Exercise goal: Say how many lines contain the string "title". Give no other output.

Entries provided:
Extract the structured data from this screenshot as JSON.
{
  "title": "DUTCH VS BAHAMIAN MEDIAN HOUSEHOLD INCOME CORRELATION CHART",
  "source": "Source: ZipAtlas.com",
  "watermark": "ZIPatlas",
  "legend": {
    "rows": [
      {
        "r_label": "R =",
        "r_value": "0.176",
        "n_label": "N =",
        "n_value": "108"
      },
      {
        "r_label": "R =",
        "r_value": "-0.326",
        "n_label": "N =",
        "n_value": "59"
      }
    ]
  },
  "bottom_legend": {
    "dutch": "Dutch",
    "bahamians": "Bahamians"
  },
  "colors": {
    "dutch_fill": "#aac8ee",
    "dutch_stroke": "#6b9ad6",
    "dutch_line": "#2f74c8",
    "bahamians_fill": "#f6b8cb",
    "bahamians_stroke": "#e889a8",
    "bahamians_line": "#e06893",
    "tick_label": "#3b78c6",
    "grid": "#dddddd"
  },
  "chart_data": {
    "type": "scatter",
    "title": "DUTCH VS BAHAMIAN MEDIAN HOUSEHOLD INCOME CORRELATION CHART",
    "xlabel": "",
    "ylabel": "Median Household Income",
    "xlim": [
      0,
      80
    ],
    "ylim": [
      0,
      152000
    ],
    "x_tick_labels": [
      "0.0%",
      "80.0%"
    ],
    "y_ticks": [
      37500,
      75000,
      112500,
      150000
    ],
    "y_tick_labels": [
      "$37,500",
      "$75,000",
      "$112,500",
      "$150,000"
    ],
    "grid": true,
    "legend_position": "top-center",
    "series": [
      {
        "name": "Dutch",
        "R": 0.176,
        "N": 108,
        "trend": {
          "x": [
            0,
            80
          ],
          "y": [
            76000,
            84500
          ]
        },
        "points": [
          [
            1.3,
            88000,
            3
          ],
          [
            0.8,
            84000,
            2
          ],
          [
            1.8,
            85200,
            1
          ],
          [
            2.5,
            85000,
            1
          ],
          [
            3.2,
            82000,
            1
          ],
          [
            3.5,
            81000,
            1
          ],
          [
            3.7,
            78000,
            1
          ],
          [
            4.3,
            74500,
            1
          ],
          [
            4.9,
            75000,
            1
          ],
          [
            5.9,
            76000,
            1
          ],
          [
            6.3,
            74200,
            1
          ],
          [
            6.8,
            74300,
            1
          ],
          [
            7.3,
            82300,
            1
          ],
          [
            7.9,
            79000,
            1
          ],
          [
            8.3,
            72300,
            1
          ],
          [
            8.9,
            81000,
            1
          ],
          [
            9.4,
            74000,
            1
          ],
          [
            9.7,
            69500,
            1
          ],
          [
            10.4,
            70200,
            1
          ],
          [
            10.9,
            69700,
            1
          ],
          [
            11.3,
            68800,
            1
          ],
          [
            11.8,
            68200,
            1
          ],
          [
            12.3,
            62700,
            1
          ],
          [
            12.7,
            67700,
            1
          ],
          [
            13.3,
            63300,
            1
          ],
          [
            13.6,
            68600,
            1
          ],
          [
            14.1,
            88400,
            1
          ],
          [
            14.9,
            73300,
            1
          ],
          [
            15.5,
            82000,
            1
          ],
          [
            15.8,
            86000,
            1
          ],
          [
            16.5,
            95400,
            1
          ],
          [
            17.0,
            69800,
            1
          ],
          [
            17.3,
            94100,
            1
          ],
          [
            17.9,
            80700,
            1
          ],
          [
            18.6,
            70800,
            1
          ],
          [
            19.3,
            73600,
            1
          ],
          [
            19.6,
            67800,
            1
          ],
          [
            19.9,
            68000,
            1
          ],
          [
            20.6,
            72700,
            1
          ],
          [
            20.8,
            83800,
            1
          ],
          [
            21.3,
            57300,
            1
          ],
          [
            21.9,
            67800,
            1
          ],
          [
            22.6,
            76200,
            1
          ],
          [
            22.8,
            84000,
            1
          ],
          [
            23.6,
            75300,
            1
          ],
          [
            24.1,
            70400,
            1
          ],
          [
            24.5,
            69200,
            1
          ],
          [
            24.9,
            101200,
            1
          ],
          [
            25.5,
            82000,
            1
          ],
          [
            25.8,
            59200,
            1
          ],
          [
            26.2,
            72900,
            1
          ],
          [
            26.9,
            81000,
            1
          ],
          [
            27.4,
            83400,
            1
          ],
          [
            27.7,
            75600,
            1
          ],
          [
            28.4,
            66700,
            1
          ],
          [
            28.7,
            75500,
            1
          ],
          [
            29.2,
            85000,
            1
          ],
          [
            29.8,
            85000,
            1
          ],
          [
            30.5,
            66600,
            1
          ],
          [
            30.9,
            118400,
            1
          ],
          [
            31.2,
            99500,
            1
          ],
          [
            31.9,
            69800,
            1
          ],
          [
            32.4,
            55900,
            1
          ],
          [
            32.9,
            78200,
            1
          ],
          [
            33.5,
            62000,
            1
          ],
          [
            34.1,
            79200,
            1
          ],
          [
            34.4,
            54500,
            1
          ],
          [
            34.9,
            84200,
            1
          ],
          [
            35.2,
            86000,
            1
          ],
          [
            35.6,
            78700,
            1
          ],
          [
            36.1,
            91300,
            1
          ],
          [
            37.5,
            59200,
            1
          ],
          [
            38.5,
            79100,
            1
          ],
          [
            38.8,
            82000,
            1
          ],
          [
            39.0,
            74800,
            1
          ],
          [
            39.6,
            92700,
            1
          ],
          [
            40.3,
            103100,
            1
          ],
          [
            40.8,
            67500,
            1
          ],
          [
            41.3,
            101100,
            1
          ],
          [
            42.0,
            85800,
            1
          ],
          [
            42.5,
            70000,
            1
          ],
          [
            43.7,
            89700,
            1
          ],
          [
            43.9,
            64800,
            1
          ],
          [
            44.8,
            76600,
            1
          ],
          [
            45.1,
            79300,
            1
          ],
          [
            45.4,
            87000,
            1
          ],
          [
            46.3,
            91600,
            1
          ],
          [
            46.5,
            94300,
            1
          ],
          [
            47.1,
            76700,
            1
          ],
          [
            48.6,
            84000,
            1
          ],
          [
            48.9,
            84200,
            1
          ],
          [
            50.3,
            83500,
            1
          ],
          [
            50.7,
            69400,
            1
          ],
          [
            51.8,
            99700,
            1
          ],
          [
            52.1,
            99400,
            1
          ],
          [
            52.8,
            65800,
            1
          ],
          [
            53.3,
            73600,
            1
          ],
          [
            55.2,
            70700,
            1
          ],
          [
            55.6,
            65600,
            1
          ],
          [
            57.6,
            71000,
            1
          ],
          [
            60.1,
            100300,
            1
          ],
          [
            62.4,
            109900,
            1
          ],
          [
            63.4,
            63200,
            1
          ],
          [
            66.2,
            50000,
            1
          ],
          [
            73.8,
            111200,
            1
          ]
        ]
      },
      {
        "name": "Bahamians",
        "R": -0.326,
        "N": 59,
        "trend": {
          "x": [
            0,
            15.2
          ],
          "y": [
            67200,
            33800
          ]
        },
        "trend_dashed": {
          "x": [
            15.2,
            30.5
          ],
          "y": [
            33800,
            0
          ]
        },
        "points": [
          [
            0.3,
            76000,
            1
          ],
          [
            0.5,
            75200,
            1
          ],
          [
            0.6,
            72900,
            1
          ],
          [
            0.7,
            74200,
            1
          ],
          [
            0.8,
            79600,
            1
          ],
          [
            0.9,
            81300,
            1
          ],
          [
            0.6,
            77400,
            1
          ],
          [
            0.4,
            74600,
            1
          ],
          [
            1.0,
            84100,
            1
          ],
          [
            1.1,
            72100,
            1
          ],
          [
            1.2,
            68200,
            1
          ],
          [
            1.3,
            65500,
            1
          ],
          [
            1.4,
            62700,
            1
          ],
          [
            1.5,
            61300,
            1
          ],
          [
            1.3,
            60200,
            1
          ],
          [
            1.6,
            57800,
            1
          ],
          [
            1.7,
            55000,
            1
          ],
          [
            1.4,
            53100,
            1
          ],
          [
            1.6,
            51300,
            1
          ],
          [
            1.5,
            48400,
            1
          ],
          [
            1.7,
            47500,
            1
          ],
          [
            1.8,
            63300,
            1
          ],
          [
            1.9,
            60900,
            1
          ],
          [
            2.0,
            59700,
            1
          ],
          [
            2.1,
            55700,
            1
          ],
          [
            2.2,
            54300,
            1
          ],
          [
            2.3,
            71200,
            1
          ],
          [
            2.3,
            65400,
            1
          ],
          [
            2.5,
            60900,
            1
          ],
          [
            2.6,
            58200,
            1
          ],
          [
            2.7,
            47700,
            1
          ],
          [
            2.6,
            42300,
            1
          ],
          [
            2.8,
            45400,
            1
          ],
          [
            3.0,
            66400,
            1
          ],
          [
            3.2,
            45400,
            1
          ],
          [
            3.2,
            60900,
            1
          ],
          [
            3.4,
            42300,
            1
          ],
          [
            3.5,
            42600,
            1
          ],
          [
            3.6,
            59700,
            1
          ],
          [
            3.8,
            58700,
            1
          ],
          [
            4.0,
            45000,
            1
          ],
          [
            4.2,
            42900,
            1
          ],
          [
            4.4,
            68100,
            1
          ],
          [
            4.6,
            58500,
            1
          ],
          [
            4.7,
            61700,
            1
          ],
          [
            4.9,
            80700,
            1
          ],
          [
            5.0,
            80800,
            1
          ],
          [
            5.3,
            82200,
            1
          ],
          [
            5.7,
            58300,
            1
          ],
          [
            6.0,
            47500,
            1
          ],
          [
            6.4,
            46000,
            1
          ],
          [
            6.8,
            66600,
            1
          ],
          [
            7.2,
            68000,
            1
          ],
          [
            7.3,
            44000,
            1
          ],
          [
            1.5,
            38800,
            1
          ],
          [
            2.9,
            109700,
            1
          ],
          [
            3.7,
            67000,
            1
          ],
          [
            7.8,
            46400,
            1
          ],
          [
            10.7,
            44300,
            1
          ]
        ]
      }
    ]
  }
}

Written response: 2